-- START OF Material --

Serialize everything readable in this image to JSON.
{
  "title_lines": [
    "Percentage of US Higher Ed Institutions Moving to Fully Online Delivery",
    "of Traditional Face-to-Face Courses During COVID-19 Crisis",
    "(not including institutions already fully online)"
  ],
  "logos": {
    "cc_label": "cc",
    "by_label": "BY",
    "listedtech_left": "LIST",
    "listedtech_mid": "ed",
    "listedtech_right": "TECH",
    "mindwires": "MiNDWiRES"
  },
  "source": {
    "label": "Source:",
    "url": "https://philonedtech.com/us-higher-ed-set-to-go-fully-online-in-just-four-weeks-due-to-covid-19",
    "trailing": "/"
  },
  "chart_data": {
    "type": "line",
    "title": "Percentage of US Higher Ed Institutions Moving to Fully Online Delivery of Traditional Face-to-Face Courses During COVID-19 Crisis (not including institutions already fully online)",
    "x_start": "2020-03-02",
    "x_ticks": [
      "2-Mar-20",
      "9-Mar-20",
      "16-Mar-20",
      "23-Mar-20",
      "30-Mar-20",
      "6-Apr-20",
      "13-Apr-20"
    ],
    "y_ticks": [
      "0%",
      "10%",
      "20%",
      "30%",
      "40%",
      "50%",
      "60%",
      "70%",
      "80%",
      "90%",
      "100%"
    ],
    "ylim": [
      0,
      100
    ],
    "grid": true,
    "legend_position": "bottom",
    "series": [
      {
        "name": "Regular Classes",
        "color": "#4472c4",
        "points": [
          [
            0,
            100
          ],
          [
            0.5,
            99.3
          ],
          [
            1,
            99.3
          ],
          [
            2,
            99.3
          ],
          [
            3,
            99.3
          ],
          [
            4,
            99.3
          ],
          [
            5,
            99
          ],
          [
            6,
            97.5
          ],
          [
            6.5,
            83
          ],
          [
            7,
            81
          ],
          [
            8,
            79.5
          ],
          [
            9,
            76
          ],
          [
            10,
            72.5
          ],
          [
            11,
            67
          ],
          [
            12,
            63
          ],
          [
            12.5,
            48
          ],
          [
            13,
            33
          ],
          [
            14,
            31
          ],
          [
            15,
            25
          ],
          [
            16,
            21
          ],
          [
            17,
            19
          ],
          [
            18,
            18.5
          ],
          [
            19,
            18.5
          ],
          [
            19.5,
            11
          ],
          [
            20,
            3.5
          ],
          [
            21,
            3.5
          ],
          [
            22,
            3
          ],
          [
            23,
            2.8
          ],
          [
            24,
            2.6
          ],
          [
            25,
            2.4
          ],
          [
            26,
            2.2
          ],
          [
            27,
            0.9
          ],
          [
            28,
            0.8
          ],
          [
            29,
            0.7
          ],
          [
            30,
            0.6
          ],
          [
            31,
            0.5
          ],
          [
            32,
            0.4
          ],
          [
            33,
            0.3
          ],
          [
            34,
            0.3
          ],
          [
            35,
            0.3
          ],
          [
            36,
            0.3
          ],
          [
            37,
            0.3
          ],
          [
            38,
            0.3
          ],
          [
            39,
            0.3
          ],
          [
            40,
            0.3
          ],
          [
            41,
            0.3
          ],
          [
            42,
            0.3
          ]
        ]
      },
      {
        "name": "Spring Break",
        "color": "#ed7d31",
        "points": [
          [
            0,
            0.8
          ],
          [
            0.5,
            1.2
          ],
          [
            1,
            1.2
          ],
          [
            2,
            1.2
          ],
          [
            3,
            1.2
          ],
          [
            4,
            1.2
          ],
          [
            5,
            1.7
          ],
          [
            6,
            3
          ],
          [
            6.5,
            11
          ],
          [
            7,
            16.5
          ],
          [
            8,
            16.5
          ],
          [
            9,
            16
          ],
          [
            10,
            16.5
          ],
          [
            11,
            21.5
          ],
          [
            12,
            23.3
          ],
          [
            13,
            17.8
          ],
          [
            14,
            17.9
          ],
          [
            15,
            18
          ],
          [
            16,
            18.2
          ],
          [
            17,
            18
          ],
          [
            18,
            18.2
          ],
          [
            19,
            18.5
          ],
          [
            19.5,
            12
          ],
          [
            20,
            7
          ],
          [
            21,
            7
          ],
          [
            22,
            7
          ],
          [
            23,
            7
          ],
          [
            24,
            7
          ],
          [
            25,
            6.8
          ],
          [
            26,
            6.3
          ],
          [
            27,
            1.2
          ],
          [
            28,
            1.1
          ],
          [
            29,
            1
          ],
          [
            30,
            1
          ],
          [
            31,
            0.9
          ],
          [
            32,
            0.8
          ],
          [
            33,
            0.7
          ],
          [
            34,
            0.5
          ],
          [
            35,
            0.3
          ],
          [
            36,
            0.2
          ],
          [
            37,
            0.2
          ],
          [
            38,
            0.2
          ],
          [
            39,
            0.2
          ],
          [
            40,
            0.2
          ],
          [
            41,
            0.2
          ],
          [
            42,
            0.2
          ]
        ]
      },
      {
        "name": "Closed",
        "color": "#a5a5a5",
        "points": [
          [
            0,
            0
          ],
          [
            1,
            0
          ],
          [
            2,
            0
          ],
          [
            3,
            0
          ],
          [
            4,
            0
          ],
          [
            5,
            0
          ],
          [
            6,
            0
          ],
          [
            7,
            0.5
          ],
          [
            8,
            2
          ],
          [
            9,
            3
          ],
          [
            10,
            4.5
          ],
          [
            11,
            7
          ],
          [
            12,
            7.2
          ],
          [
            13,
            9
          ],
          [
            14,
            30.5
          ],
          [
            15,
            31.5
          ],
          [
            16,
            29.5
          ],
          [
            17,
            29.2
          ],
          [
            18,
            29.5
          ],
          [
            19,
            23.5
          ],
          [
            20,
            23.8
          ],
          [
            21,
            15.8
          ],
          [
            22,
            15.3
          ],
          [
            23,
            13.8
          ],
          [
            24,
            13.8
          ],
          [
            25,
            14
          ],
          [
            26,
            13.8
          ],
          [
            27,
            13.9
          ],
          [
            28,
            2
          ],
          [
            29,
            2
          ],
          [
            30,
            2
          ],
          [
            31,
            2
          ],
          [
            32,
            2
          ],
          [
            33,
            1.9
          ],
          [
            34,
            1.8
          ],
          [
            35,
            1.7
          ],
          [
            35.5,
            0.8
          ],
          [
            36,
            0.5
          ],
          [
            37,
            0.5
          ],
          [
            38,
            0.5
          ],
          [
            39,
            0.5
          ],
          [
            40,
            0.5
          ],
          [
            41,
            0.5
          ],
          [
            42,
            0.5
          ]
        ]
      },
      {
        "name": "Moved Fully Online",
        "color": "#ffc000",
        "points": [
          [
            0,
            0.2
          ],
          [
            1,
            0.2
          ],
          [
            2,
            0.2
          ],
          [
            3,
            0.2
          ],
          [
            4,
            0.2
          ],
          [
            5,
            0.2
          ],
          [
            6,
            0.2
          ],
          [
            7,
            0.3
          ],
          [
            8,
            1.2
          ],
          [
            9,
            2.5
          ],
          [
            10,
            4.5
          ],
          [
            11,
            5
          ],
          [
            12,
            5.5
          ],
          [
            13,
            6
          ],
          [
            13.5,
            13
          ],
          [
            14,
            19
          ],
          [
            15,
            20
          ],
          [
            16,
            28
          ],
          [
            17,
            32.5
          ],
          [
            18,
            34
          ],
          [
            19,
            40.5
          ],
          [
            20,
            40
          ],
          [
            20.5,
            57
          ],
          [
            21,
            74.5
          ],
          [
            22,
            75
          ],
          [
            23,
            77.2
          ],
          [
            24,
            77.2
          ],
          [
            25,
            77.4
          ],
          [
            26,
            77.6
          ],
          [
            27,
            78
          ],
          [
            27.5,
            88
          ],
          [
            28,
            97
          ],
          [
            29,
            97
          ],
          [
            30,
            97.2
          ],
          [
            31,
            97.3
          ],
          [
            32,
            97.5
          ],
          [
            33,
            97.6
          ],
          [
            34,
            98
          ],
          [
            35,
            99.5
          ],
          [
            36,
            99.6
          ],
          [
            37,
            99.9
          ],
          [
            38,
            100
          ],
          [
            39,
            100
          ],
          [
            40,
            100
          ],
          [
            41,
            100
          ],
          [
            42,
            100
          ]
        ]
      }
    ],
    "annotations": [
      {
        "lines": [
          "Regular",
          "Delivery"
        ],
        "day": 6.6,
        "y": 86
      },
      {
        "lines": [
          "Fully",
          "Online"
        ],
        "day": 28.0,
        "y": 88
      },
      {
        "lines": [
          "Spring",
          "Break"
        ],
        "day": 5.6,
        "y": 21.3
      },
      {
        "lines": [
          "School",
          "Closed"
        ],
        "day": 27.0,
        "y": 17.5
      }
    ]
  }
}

-- END OF Material --

Challenge = Go over the data above and copy every line that has the word "Moving" in it.

Written answer =
    "Percentage of US Higher Ed Institutions Moving to Fully Online Delivery",
    "title": "Percentage of US Higher Ed Institutions Moving to Fully Online Delivery of Traditional Face-to-Face Courses During COVID-19 Crisis (not including institutions already fully online)",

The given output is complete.